#### Input ####

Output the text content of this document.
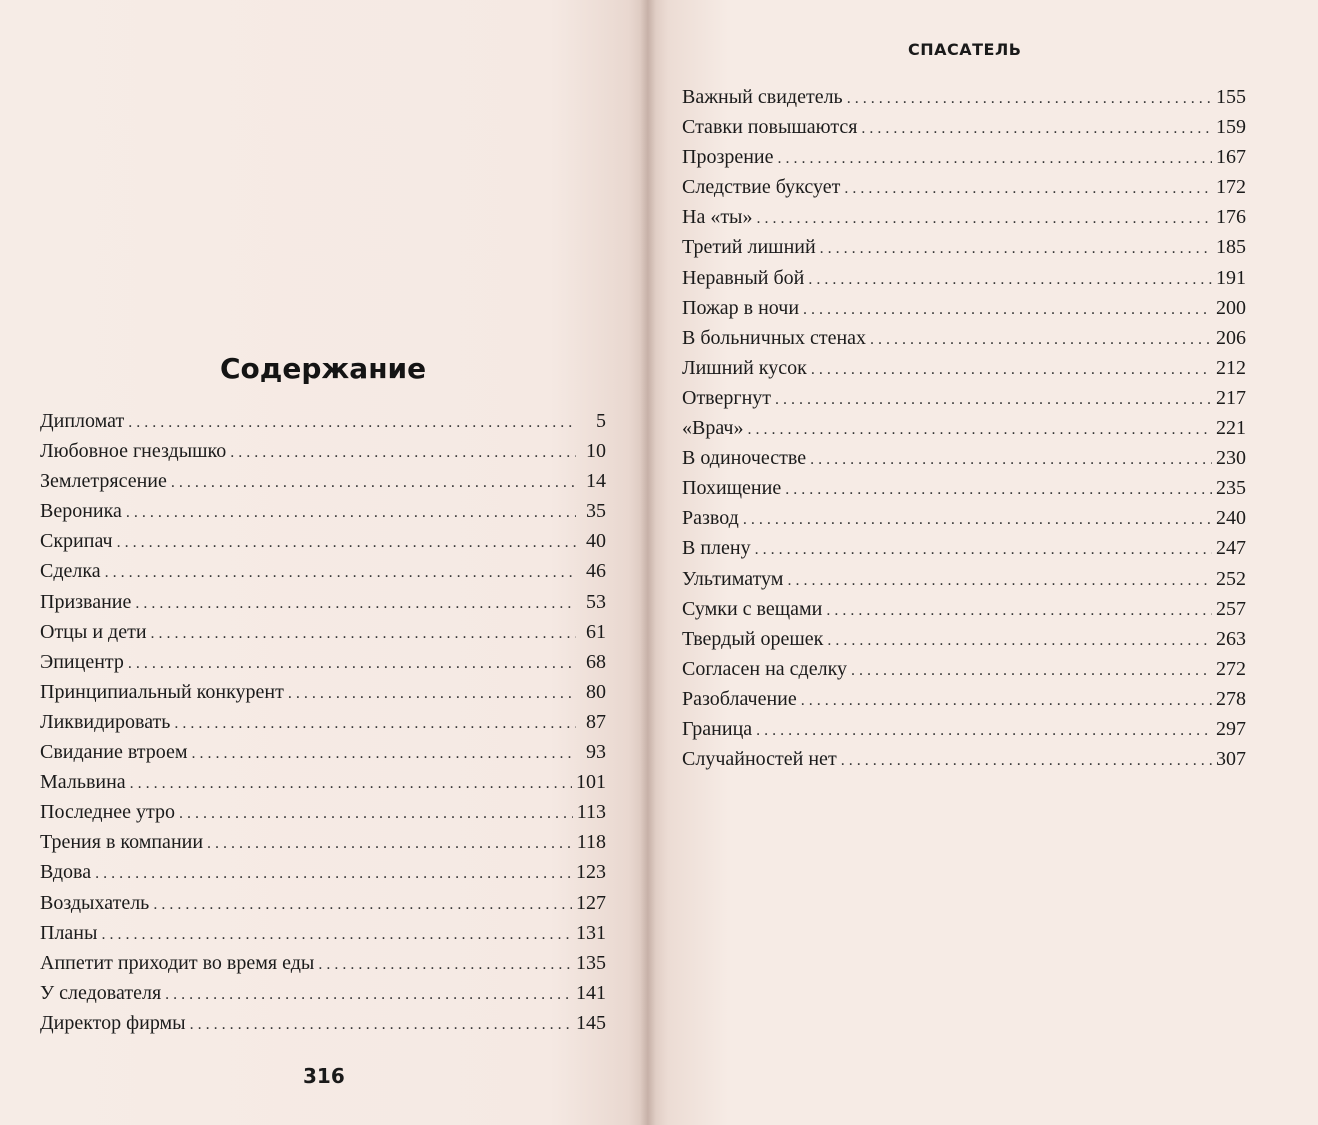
СПАСАТЕЛЬ
Содержание
Дипломат . . .	5
Любовное гнездышко . . .	10
Землетрясение . . .	14
Вероника . . .	35
Скрипач . . .	40
Сделка . . .	46
Призвание . . .	53
Отцы и дети . . .	61
Эпицентр . . .	68
Принципиальный конкурент . . .	80
Ликвидировать . . .	87
Свидание втроем . . .	93
Мальвина . . .	101
Последнее утро . . .	113
Трения в компании . . .	118
Вдова . . .	123
Воздыхатель . . .	127
Планы . . .	131
Аппетит приходит во время еды . . .	135
У следователя . . .	141
Директор фирмы . . .	145
Важный свидетель . . .	155
Ставки повышаются . . .	159
Прозрение . . .	167
Следствие буксует . . .	172
На «ты» . . .	176
Третий лишний . . .	185
Неравный бой . . .	191
Пожар в ночи . . .	200
В больничных стенах . . .	206
Лишний кусок . . .	212
Отвергнут . . .	217
«Врач» . . .	221
В одиночестве . . .	230
Похищение . . .	235
Развод . . .	240
В плену . . .	247
Ультиматум . . .	252
Сумки с вещами . . .	257
Твердый орешек . . .	263
Согласен на сделку . . .	272
Разоблачение . . .	278
Граница . . .	297
Случайностей нет . . .	307
316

####

__Task goal__
Repeat the records above verbatim, with no pictures in the result.

__Task output__
Output the text content of this document.
СПАСАТЕЛЬ
Содержание
Дипломат . . .	5
Любовное гнездышко . . .	10
Землетрясение . . .	14
Вероника . . .	35
Скрипач . . .	40
Сделка . . .	46
Призвание . . .	53
Отцы и дети . . .	61
Эпицентр . . .	68
Принципиальный конкурент . . .	80
Ликвидировать . . .	87
Свидание втроем . . .	93
Мальвина . . .	101
Последнее утро . . .	113
Трения в компании . . .	118
Вдова . . .	123
Воздыхатель . . .	127
Планы . . .	131
Аппетит приходит во время еды . . .	135
У следователя . . .	141
Директор фирмы . . .	145
Важный свидетель . . .	155
Ставки повышаются . . .	159
Прозрение . . .	167
Следствие буксует . . .	172
На «ты» . . .	176
Третий лишний . . .	185
Неравный бой . . .	191
Пожар в ночи . . .	200
В больничных стенах . . .	206
Лишний кусок . . .	212
Отвергнут . . .	217
«Врач» . . .	221
В одиночестве . . .	230
Похищение . . .	235
Развод . . .	240
В плену . . .	247
Ультиматум . . .	252
Сумки с вещами . . .	257
Твердый орешек . . .	263
Согласен на сделку . . .	272
Разоблачение . . .	278
Граница . . .	297
Случайностей нет . . .	307
316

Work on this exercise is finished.